__Task directions__. Can you return, unchanged, the lines from the one that contains "Extract all readable text from this page." to the last line, with the pictures left out?

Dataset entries
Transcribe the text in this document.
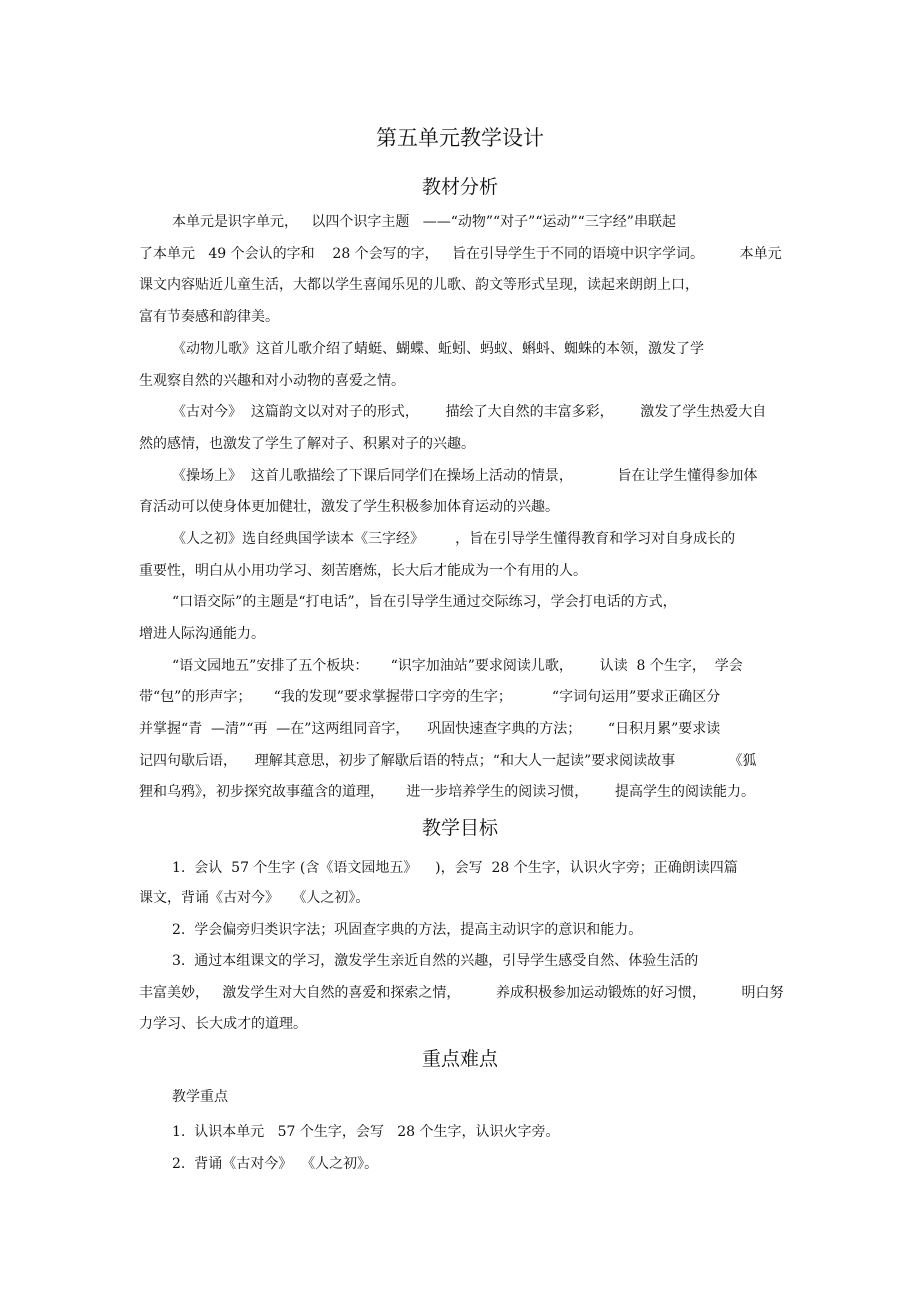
第五单元教学设计
教材分析
本单元是识字单元，   以四个识字主题   ——“动物”“对子”“运动”“三字经”串联起
了本单元   49 个会认的字和    28 个会写的字，   旨在引导学生于不同的语境中识字学词。        本单元
课文内容贴近儿童生活，大都以学生喜闻乐见的儿歌、韵文等形式呈现，读起来朗朗上口，
富有节奏感和韵律美。
《动物儿歌》这首儿歌介绍了蜻蜓、蝴蝶、蚯蚓、蚂蚁、蝌蚪、蜘蛛的本领，激发了学
生观察自然的兴趣和对小动物的喜爱之情。
《古对今》  这篇韵文以对对子的形式，      描绘了大自然的丰富多彩，      激发了学生热爱大自
然的感情，也激发了学生了解对子、积累对子的兴趣。
《操场上》  这首儿歌描绘了下课后同学们在操场上活动的情景，          旨在让学生懂得参加体
育活动可以使身体更加健壮，激发了学生积极参加体育运动的兴趣。
《人之初》选自经典国学读本《三字经》       ，旨在引导学生懂得教育和学习对自身成长的
重要性，明白从小用功学习、刻苦磨炼，长大后才能成为一个有用的人。
“口语交际”的主题是“打电话”，旨在引导学生通过交际练习，学会打电话的方式，
增进人际沟通能力。
“语文园地五”安排了五个板块：     “识字加油站”要求阅读儿歌，      认读  8 个生字，  学会
带“包”的形声字；     “我的发现”要求掌握带口字旁的生字；         “字词句运用”要求正确区分
并掌握“青  —清”“再  —在”这两组同音字，    巩固快速查字典的方法；      “日积月累”要求读
记四句歇后语，    理解其意思，初步了解歇后语的特点；“和大人一起读”要求阅读故事            《狐
狸和乌鸦》，初步探究故事蕴含的道理，     进一步培养学生的阅读习惯，      提高学生的阅读能力。
教学目标
1.  会认  57 个生字 (含《语文园地五》    )，会写  28 个生字，认识火字旁；正确朗读四篇
课文，背诵《古对今》   《人之初》。
2.  学会偏旁归类识字法；巩固查字典的方法，提高主动识字的意识和能力。
3.  通过本组课文的学习，激发学生亲近自然的兴趣，引导学生感受自然、体验生活的
丰富美妙，   激发学生对大自然的喜爱和探索之情，        养成积极参加运动锻炼的好习惯，        明白努
力学习、长大成才的道理。
重点难点
教学重点
1.  认识本单元   57 个生字，会写   28 个生字，认识火字旁。
2.  背诵《古对今》  《人之初》。
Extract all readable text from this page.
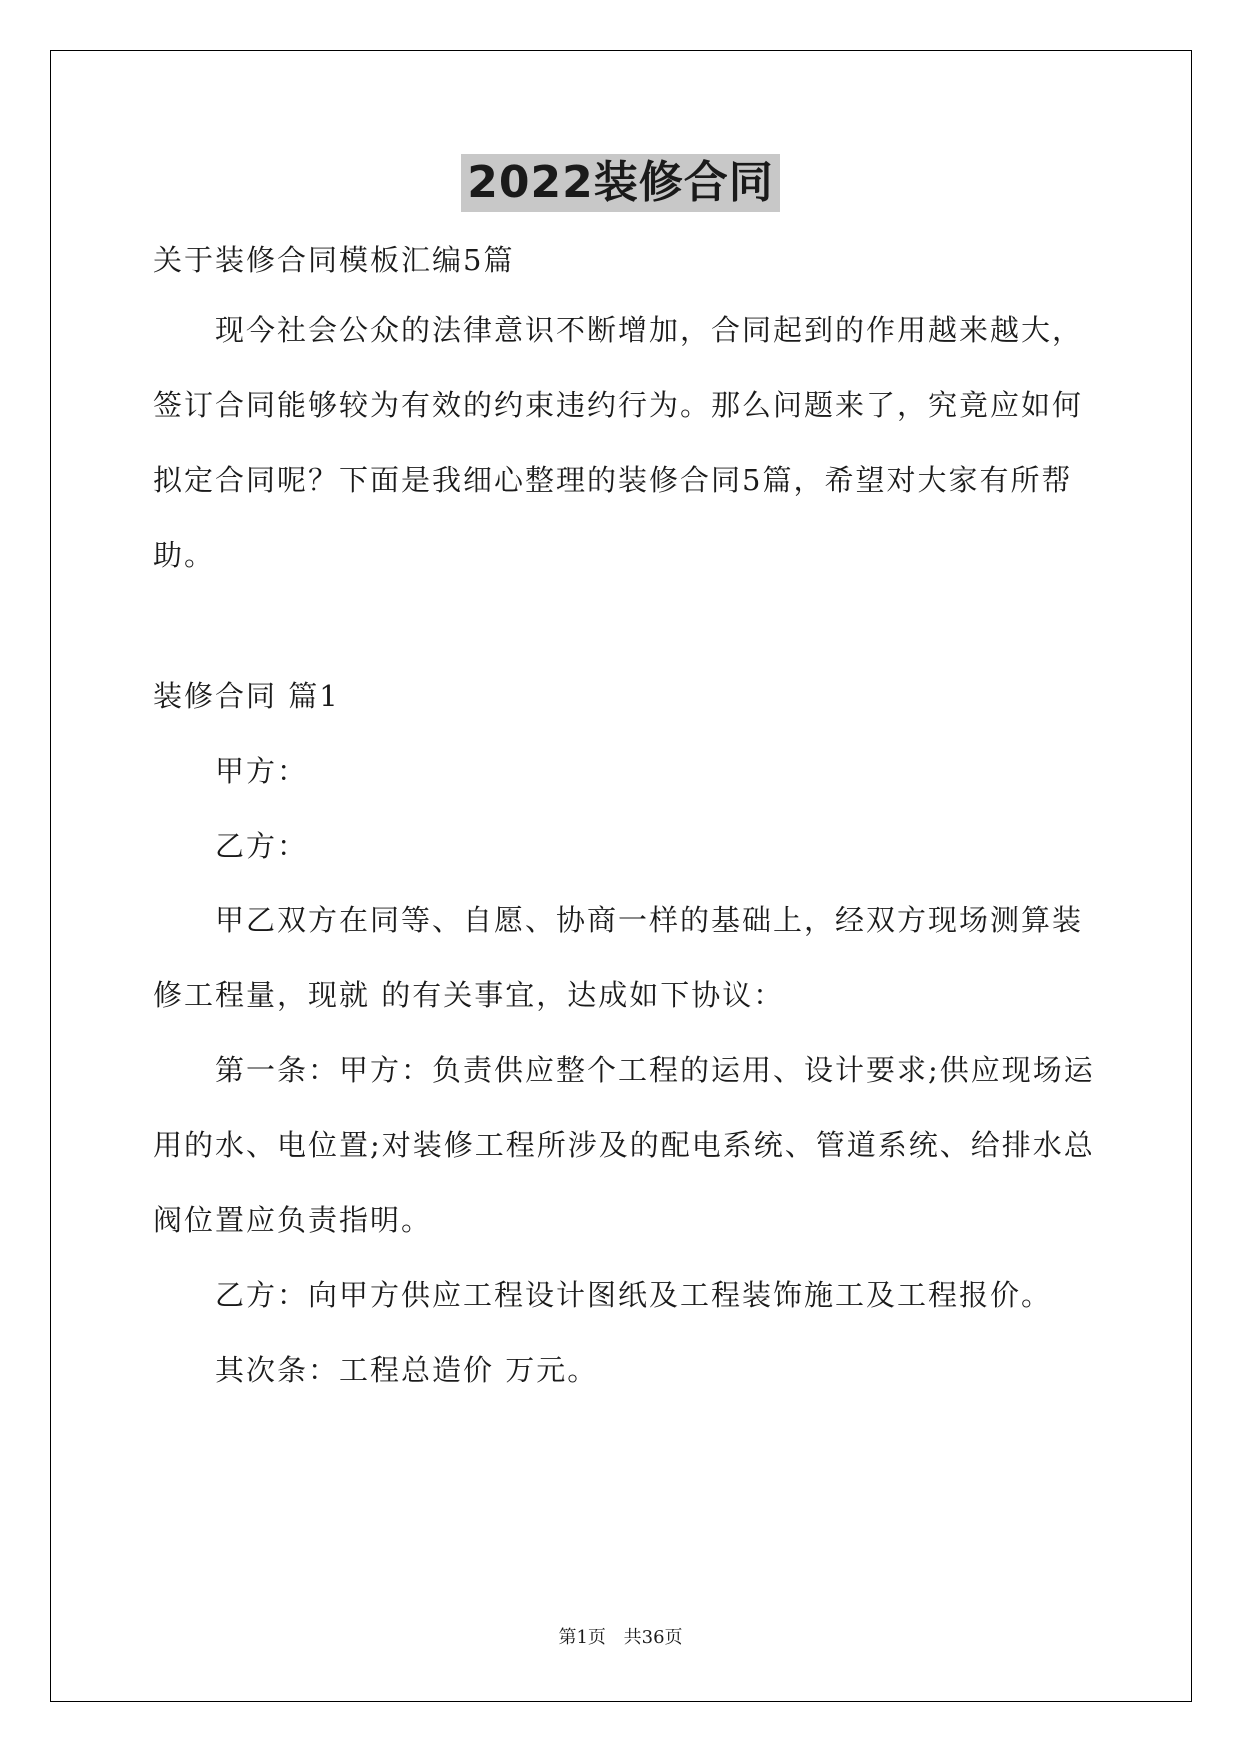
2022装修合同
关于装修合同模板汇编5篇
现今社会公众的法律意识不断增加，合同起到的作用越来越大，
签订合同能够较为有效的约束违约行为。那么问题来了，究竟应如何
拟定合同呢？下面是我细心整理的装修合同5篇，希望对大家有所帮
助。
装修合同 篇1
甲方：
乙方：
甲乙双方在同等、自愿、协商一样的基础上，经双方现场测算装
修工程量，现就 的有关事宜，达成如下协议：
第一条：甲方：负责供应整个工程的运用、设计要求;供应现场运
用的水、电位置;对装修工程所涉及的配电系统、管道系统、给排水总
阀位置应负责指明。
乙方：向甲方供应工程设计图纸及工程装饰施工及工程报价。
其次条：工程总造价 万元。
第1页 共36页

__Correct answer__.
Extract all readable text from this page.
2022装修合同
关于装修合同模板汇编5篇
现今社会公众的法律意识不断增加，合同起到的作用越来越大，
签订合同能够较为有效的约束违约行为。那么问题来了，究竟应如何
拟定合同呢？下面是我细心整理的装修合同5篇，希望对大家有所帮
助。
装修合同 篇1
甲方：
乙方：
甲乙双方在同等、自愿、协商一样的基础上，经双方现场测算装
修工程量，现就 的有关事宜，达成如下协议：
第一条：甲方：负责供应整个工程的运用、设计要求;供应现场运
用的水、电位置;对装修工程所涉及的配电系统、管道系统、给排水总
阀位置应负责指明。
乙方：向甲方供应工程设计图纸及工程装饰施工及工程报价。
其次条：工程总造价 万元。
第1页 共36页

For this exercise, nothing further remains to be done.